-- Start TASK INPUTS --

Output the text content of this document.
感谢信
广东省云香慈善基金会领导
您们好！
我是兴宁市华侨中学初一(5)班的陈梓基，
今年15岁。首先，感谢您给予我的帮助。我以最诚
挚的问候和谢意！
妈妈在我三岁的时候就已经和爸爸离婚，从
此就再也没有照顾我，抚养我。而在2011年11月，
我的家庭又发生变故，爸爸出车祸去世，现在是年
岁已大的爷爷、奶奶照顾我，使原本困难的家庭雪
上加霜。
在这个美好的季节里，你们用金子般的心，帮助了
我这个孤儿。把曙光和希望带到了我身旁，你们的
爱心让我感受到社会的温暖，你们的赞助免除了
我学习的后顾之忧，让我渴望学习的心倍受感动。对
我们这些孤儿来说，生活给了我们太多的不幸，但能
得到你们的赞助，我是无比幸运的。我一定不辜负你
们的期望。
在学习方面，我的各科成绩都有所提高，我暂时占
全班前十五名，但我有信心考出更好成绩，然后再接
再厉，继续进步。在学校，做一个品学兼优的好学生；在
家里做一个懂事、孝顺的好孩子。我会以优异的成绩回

-- End TASK INPUTS --

WRITTEN INSTRUCTION: Repeat the material word for word, in full.

TASK OUTPUT:
Output the text content of this document.
感谢信
广东省云香慈善基金会领导
您们好！
我是兴宁市华侨中学初一(5)班的陈梓基，
今年15岁。首先，感谢您给予我的帮助。我以最诚
挚的问候和谢意！
妈妈在我三岁的时候就已经和爸爸离婚，从
此就再也没有照顾我，抚养我。而在2011年11月，
我的家庭又发生变故，爸爸出车祸去世，现在是年
岁已大的爷爷、奶奶照顾我，使原本困难的家庭雪
上加霜。
在这个美好的季节里，你们用金子般的心，帮助了
我这个孤儿。把曙光和希望带到了我身旁，你们的
爱心让我感受到社会的温暖，你们的赞助免除了
我学习的后顾之忧，让我渴望学习的心倍受感动。对
我们这些孤儿来说，生活给了我们太多的不幸，但能
得到你们的赞助，我是无比幸运的。我一定不辜负你
们的期望。
在学习方面，我的各科成绩都有所提高，我暂时占
全班前十五名，但我有信心考出更好成绩，然后再接
再厉，继续进步。在学校，做一个品学兼优的好学生；在
家里做一个懂事、孝顺的好孩子。我会以优异的成绩回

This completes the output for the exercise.